**Given passage**
The artistic sphere is nowadays abuzz with terms like “access” and “inclusion”, with all and sundry jumping into the scene laying claim to these trendy words, but how many actually understand what they mean in practice, I wonder? No, I am not talking about the fluffy feel-good pulling-at-heartstrings stuff, or the tired and worn circus-style acts that purport to ‘include’ the disabled but are actually poorly contrived, inexpert displays of awkward disability tokenism. I am looking for concrete, meaningful and practical facilitation of access, and an inclusion that allows persons with disabilities to function from out of their individual optimal realm. Every person has the latter, regardless of what it actually is in shape, size, colour or form, we all each have our own little space, a Clement Space, in which we feel safe and from which we are allowed to emerge wholly ourselves, not broken or wanting to be fixed.
A working trip to the United Kingdom at the end of 2019 perfectly illustrated for me in real-time the essence of true, respectful, creative, meticulous and effective support – that is, dynamic access and inclusion in action.
The mission was to make contact with different artists with disability in the UK, fresh connections as well as established friends. I traveled with my collaborator, the project leader for this trip. He is a well-known figure in the arts, and has recently established himself as one of the prominent figures in the growing Arts and Disability field in Singapore. I met him in late 2016, when I first returned to Singapore, entering the arts arena as a practising multi-artist and researcher for the first time in my homeland. I have always preferred to work and travel alone, a style which suits well my organic way of creating, on-the-go, in-the-moment, fleshing out the unspoken as I move fluidly through invisible spaces, navigating a richly textured ‘live’ interaction with my environment and elements in time and place. On my own, I have a greater measure of control without need for worded explanation and exhausting extraneous human interaction. Working with this new collaborator has been a powerful learning journey, one that is still ongoing. Never a dull moment, always expanding boundaries, constantly questioning well worn traditions, and creating new ways of sensing and representing the tangible and intangible. We’ve had some dramatic differences, but honesty and transparency is the glue that holds us together, from strength to strength.
Advance preparation: My project leader began thorough preparations well before our trip – booking the air and train tickets, organising and scheduling meetings with the various people we were going to meet. He asked me many questions about my specific needs, and I was quite impressed (even astounded) by his meticulous attention to detail. It is difficult describing the needs of an ‘invisible’ disability, people either become wide-eyed in embarrassed disbelief or they nag and criticise me for being a too-precious ‘princess’. I have been so used to the normative world being insensitive and / or derisive that when I come across someone who makes effort to walk the talk with some semblance of genuine intention coupled with creative consideration, I am thrilled and in awe. Information proffered was received in a matter-of-fact manner, which I appreciate. No gasping, no ‘personalised’ comments of pity, no suggestions about yoga, meditation, vitamins or essential oils, and no criticisms or judgement. Just simple, straight-forward acceptance and a “let’s get to work” attitude.

**Task list**
(a) According to the essay on access and inclusion in the arts, when did the writer first meet the collaborator who led the UK trip?
(b) Write the next part of the essay on access and inclusion in the arts, picking up right after its final sentence.

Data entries
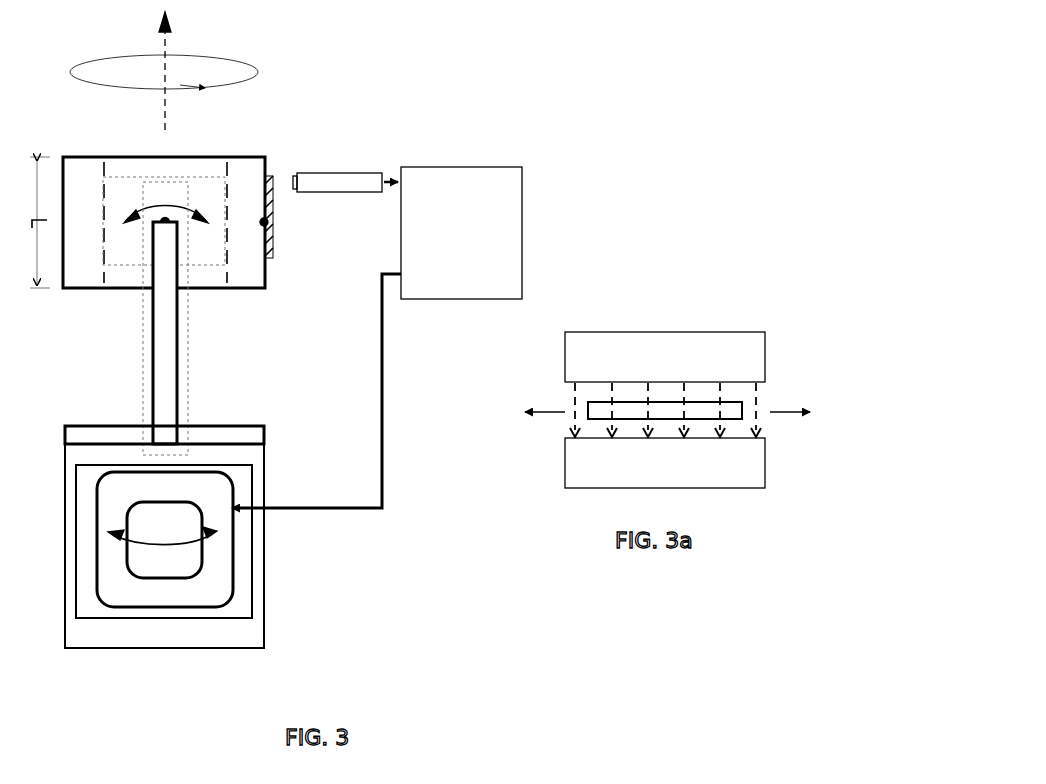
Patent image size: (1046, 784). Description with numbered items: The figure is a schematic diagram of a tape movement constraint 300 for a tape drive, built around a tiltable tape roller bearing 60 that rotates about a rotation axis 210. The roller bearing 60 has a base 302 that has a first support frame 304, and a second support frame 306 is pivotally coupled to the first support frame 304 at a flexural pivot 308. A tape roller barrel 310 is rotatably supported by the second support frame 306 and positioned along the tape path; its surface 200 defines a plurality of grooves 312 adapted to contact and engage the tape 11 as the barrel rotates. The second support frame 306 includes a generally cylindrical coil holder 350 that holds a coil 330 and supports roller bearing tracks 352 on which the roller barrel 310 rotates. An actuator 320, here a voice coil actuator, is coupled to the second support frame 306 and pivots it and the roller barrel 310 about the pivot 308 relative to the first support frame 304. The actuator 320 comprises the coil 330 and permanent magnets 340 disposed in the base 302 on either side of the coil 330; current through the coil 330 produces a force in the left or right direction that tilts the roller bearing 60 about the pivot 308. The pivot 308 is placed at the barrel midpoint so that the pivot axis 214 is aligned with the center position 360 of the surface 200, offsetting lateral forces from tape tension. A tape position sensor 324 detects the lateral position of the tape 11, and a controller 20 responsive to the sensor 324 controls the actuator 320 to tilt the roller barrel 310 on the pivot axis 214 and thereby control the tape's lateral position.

In FIG. 3, the tape movement constraint 300 is at (410, 86).
In FIG. 3, the rotation axis 210 is at (165, 37).
In FIG. 3, the surface of the roller barrel 200 is at (63, 286).
In FIG. 3, the tape roller bearing 60 is at (256, 292).
In FIG. 3, the roller bearing tracks 352 is at (212, 185).
In FIG. 3, the tape roller barrel 310 is at (243, 155).
In FIG. 3, the grooves 312 is at (275, 157).
In FIG. 3, the pivot 308 is at (165, 208).
In FIG. 3, the tape 11 is at (272, 212).
In FIG. 3, the center position 360 is at (270, 228).
In FIG. 3, the pivot axis 214 is at (165, 232).
In FIG. 3, the coil holder 350 is at (188, 352).
In FIG. 3, the first support frame 304 is at (180, 370).
In FIG. 3, the second support frame 306 is at (141, 385).
In FIG. 3, the base 302 is at (265, 620).
In FIG. 3, the actuator 320 is at (95, 630).
In FIG. 3, the permanent magnet 340 is at (217, 620).
In FIG. 3a, the permanent magnet 340 is at (742, 332).
In FIG. 3, the coil 330 is at (233, 567).
In FIG. 3a, the coil 330 is at (734, 400).
In FIG. 3, the tape position sensor 324 is at (360, 173).
In FIG. 3, the controller 20 is at (507, 167).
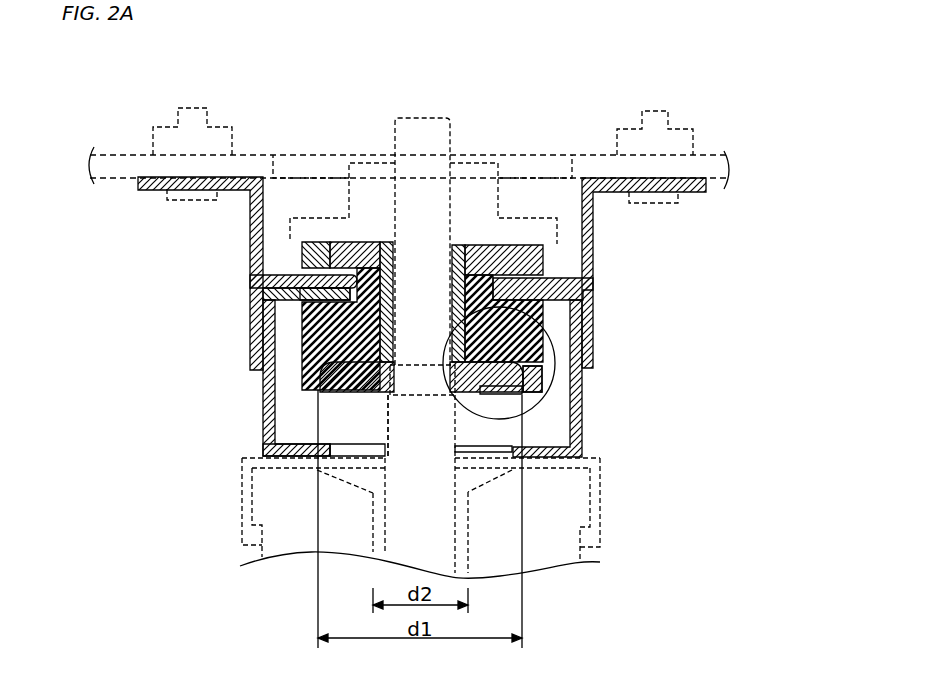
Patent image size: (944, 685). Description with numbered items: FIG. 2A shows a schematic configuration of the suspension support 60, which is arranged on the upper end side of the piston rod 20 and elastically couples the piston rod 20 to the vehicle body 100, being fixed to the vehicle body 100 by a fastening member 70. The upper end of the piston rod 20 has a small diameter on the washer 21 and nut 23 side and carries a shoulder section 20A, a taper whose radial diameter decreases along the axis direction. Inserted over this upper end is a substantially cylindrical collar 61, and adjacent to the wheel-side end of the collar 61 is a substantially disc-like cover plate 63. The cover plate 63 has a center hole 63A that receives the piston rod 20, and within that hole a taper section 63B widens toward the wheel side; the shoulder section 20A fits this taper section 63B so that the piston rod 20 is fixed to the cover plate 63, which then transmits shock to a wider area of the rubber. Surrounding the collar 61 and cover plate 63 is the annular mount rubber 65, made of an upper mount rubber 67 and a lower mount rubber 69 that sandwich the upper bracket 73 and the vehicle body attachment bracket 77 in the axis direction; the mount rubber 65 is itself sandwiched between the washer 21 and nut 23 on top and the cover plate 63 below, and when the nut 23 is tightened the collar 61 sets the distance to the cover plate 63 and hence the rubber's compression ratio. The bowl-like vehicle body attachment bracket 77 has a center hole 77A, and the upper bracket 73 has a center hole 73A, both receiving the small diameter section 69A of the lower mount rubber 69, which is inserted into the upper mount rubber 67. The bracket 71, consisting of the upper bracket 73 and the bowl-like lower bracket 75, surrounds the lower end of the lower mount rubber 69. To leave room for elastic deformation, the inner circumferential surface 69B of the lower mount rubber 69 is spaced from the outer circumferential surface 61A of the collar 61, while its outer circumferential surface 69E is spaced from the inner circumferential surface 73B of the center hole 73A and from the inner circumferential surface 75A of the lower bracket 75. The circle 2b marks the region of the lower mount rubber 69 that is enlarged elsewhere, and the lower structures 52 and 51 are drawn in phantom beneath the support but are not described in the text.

The vehicle body 100 is at (700, 154).
The fastening member 70 is at (168, 108).
The suspension support 60 is at (607, 114).
The piston rod 20 is at (425, 118).
The shoulder section 20A is at (388, 385).
The nut 23 is at (478, 163).
The washer 21 is at (527, 218).
The vehicle body attachment bracket 77 is at (242, 270).
The center hole 77A is at (368, 288).
The upper bracket 73 is at (242, 362).
The inner circumferential surface 73B is at (357, 276).
The center hole 73A is at (350, 316).
The lower bracket 75 is at (254, 408).
The inner circumferential surface 75A is at (276, 422).
The bracket 71 is at (142, 360).
The lower mount rubber 69 is at (549, 306).
The small diameter section 69A is at (322, 244).
The inner circumferential surface 69B is at (392, 258).
The outer circumferential surface 69E is at (545, 320).
The upper mount rubber 67 is at (547, 262).
The mount rubber 65 is at (688, 222).
The collar 61 is at (467, 333).
The outer circumferential surface 61A is at (388, 262).
The cover plate 63 is at (533, 378).
The taper section 63B is at (442, 400).
The center hole 63A is at (436, 409).
The circle 2b is at (551, 408).
The base housing 52 is at (603, 509).
The base plate 51 is at (583, 556).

**Task results**
(a) In late 2016, when the writer first returned to Singapore.

(b)
Detailed administration: I find it ponderous and frankly irksome to have to deal with administrative matters, making contact, drawing up schedules and maintaining them, and making decisions when faced with changes in schema. These are the things that overwhelm me and take away huge chunks of my creativity. I was more than just relieved, I was brimming over with gratitude, that my project leader took all of that off my hands. He handled all emails (apart from my initial introductions for my own contacts) and scheduling of meetings, booked the train tickets in advance, even planned the routes we should take in the convoluted London Underground. All I had to do was follow him, present myself at the meetings with brains intact and contribute creatively.
Additional care and consideration: From the time we met up at the airport to check in, my project leader took care of every little detail. At our stopover mid-way in Doha airport, Qatar, we had to pass through security checkpoints on our way to the next flight. The queue was long and the crowds began to make my head spin. My project leader immediately found a short queue for the disabled and shepherded me through. He told the person manning the scanning machine, “Hi, my friend here is autistic and she has sensory overload from the crowd, could we please join this queue?” This is something I would never have thought of doing if traveling alone, I’d just have struggled my way through the massive crowd in near meltdown state. Quick thinking! I was so grateful.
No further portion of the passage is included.